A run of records
=======

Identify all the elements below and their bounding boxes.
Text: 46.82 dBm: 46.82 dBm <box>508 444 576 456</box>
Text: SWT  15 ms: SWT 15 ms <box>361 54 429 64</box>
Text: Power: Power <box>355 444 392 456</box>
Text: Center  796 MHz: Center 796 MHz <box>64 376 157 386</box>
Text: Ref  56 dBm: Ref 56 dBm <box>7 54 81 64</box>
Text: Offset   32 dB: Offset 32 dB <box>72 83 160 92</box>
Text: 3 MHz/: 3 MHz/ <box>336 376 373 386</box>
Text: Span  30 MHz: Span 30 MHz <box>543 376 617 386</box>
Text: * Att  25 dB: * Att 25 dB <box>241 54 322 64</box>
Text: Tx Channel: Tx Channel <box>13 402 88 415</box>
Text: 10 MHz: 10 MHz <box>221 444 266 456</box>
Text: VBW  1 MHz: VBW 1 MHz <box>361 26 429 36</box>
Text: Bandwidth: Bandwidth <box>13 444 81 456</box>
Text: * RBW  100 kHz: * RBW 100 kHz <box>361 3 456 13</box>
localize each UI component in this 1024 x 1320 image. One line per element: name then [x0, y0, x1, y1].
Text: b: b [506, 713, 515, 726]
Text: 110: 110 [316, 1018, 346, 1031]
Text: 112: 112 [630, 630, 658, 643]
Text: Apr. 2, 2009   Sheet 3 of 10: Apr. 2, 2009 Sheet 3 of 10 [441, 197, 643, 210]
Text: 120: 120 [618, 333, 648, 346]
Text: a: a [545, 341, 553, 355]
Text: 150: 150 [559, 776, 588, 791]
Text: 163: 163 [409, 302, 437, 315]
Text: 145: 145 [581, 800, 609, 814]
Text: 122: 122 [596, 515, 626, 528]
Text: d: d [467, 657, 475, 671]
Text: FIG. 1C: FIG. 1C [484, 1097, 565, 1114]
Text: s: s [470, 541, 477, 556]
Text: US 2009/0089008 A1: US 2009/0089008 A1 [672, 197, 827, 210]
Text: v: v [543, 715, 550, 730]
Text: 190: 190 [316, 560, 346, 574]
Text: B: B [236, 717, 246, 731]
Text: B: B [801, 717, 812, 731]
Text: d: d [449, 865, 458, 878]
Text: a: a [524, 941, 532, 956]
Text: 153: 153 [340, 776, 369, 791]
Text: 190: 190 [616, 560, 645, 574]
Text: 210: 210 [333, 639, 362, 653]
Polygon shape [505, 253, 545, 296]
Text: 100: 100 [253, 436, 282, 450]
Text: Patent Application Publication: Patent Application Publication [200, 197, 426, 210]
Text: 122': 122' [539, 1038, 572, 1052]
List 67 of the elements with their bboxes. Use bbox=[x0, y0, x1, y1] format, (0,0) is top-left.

=======

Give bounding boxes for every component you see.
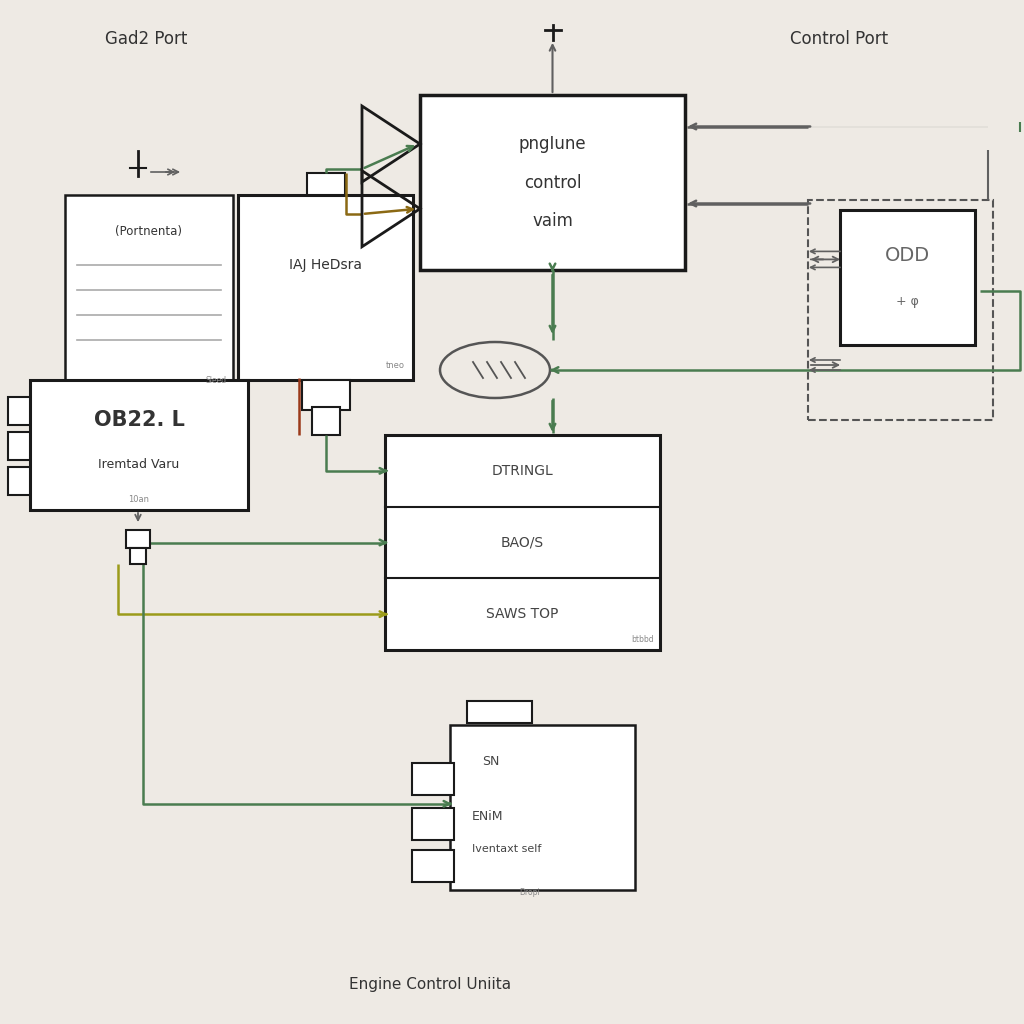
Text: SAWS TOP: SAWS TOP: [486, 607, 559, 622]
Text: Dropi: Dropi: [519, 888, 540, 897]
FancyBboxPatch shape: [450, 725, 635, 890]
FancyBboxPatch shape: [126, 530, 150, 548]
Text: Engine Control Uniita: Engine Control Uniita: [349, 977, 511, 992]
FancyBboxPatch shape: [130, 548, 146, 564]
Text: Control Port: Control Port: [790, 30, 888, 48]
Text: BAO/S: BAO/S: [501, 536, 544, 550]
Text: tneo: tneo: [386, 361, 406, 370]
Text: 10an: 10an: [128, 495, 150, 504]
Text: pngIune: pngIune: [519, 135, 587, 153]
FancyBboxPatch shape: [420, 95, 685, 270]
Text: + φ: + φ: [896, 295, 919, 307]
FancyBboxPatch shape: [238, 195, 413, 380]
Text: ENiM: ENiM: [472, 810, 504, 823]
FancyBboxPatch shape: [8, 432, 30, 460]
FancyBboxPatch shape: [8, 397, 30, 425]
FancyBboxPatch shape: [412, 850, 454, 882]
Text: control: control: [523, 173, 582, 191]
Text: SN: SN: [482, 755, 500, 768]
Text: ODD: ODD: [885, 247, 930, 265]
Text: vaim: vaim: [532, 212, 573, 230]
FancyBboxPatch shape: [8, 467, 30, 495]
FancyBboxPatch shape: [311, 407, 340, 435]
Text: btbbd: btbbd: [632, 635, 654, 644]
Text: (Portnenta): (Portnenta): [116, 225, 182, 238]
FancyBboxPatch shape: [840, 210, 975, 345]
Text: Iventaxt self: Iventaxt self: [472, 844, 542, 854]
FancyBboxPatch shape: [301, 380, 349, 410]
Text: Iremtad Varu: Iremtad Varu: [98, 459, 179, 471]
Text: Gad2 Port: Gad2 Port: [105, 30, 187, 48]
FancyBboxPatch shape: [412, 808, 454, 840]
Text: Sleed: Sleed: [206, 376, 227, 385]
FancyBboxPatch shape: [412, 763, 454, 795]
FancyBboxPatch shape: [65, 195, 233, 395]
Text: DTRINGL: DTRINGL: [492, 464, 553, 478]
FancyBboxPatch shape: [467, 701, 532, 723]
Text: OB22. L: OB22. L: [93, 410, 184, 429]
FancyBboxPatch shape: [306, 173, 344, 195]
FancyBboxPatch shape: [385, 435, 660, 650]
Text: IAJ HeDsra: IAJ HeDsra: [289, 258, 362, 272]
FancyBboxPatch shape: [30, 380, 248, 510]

=======

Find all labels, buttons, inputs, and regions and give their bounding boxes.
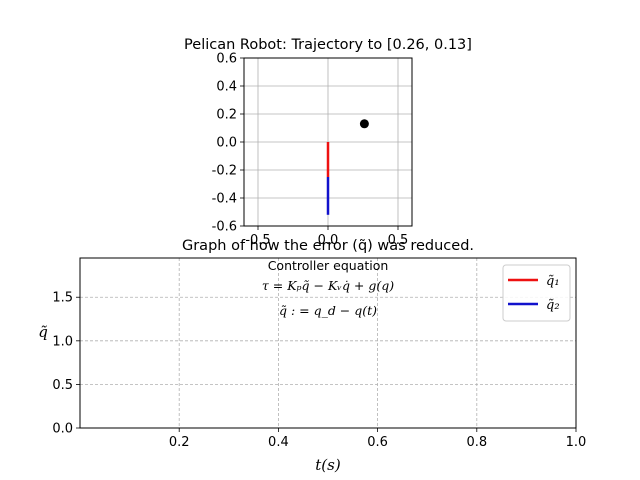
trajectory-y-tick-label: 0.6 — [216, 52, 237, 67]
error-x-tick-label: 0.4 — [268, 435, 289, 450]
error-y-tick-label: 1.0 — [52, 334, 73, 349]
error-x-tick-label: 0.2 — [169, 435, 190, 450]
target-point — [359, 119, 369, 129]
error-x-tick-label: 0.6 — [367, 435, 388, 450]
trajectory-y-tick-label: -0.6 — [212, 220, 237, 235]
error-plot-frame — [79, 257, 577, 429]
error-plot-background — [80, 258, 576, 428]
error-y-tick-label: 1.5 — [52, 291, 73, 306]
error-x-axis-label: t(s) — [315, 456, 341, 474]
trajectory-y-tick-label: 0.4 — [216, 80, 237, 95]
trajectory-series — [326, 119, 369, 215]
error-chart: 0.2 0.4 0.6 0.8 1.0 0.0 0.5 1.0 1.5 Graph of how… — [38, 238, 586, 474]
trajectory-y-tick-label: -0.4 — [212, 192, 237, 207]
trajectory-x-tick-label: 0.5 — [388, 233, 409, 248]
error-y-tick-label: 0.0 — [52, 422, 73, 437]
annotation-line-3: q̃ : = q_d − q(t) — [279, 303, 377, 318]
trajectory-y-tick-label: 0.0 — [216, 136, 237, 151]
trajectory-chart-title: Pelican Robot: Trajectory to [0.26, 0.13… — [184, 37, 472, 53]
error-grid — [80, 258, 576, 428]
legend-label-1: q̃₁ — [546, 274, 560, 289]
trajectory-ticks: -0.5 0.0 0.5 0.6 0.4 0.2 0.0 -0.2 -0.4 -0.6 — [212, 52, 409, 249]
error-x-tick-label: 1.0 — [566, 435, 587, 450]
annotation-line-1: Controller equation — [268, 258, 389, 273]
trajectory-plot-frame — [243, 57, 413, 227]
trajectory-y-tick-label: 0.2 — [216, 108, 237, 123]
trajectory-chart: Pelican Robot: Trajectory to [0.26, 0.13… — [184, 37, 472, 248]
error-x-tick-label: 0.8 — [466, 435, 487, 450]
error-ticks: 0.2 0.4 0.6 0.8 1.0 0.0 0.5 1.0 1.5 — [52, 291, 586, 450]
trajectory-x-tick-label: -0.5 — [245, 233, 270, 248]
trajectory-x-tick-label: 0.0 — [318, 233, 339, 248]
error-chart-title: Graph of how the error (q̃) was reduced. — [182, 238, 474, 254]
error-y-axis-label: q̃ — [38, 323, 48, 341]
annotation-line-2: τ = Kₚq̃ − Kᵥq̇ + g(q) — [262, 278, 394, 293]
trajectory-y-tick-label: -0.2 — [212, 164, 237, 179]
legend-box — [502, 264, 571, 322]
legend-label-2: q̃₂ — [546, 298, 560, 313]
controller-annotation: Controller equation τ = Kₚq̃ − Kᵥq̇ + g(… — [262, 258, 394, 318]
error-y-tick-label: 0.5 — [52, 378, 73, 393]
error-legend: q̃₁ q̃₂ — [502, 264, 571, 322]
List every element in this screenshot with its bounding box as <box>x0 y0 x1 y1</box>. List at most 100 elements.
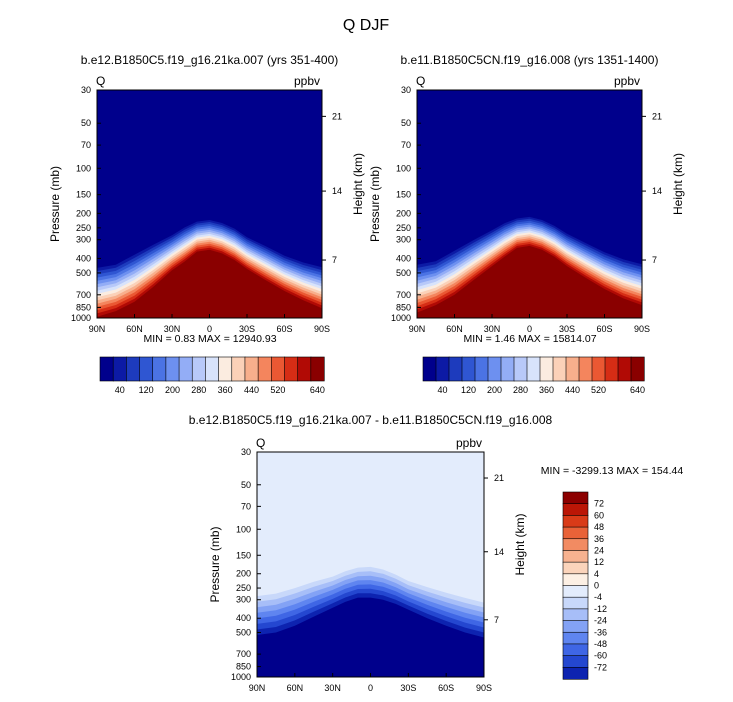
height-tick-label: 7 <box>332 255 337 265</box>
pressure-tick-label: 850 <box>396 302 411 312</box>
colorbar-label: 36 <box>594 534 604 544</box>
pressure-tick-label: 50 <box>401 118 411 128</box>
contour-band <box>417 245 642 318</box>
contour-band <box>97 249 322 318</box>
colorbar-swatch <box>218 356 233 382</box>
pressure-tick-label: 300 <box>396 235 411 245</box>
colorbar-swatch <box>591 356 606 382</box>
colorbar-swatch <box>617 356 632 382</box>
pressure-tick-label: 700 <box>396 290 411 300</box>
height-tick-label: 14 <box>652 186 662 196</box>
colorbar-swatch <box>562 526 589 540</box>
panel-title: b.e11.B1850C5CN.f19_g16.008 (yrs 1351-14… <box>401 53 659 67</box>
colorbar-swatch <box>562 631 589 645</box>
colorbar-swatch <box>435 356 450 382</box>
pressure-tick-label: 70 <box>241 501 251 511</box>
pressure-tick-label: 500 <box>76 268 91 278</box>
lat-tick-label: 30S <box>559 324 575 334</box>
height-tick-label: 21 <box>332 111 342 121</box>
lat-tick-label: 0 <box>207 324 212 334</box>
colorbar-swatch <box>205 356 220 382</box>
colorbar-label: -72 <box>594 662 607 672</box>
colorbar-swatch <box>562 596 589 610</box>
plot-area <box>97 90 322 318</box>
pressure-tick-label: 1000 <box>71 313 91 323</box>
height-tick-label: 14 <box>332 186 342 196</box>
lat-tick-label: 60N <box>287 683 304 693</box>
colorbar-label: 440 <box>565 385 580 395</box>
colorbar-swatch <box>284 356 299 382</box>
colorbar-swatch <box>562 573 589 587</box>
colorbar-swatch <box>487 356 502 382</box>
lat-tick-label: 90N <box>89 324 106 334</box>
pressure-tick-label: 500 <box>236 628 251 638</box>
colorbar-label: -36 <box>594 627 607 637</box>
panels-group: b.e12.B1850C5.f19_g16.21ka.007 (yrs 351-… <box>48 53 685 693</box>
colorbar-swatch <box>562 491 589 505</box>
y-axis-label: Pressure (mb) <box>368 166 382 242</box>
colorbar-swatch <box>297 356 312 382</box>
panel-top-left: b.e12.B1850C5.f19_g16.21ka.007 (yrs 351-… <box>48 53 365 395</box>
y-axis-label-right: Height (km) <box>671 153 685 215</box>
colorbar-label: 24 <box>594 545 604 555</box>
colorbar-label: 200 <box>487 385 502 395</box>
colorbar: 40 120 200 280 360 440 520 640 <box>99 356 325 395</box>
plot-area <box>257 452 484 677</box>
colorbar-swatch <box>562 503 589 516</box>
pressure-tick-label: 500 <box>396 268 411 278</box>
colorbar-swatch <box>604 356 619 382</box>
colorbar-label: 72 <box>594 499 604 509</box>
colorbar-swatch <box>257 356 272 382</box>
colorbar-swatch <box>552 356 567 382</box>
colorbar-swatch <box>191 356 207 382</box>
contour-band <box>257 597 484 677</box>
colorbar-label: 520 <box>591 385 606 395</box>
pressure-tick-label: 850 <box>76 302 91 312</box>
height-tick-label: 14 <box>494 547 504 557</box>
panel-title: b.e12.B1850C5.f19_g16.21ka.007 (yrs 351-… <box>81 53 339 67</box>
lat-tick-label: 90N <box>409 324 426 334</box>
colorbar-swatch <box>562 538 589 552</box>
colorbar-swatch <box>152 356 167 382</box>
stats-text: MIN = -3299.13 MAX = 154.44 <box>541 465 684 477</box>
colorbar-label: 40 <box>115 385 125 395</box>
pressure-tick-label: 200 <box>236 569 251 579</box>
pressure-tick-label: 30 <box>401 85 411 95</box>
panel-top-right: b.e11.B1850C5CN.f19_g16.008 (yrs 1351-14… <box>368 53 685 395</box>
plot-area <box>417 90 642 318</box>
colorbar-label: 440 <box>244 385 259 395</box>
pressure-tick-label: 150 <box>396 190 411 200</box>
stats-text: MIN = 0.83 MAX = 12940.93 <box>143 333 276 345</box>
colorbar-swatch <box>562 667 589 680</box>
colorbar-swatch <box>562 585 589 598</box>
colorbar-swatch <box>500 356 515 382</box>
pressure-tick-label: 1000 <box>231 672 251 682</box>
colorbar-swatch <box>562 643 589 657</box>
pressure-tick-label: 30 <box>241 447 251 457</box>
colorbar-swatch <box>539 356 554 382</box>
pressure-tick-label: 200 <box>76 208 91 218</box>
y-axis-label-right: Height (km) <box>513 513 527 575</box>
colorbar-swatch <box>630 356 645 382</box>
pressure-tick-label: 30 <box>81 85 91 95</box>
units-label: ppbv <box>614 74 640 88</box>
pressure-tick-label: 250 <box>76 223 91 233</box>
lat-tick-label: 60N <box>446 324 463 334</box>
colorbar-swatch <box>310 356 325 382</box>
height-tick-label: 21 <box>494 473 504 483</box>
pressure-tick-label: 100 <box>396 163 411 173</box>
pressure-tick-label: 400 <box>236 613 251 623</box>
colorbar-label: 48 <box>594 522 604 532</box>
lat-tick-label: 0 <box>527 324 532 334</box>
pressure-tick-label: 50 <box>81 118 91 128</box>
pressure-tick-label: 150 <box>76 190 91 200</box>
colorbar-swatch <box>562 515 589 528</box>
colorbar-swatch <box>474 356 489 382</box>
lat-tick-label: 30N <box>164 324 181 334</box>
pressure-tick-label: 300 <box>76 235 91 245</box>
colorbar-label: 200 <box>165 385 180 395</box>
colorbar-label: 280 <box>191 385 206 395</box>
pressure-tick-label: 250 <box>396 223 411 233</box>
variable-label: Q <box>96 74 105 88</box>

=======

■ **Exercise details**: Please copy out the items from the line containing "Text: SAWS TOP: SAWS" through the line containing "Text: + φ: + φ: [896, 295, 919, 307]", both included, with each line reproduced unchanged.

■ **Expected output**:
Text: SAWS TOP: SAWS TOP: [486, 607, 559, 622]
Text: Dropi: Dropi: [519, 888, 540, 897]
FancyBboxPatch shape: [450, 725, 635, 890]
FancyBboxPatch shape: [126, 530, 150, 548]
Text: Engine Control Uniita: Engine Control Uniita: [349, 977, 511, 992]
FancyBboxPatch shape: [130, 548, 146, 564]
Text: Control Port: Control Port: [790, 30, 888, 48]
Text: BAO/S: BAO/S: [501, 536, 544, 550]
Text: tneo: tneo: [386, 361, 406, 370]
Text: 10an: 10an: [128, 495, 150, 504]
Text: pngIune: pngIune: [519, 135, 587, 153]
FancyBboxPatch shape: [420, 95, 685, 270]
Text: + φ: + φ: [896, 295, 919, 307]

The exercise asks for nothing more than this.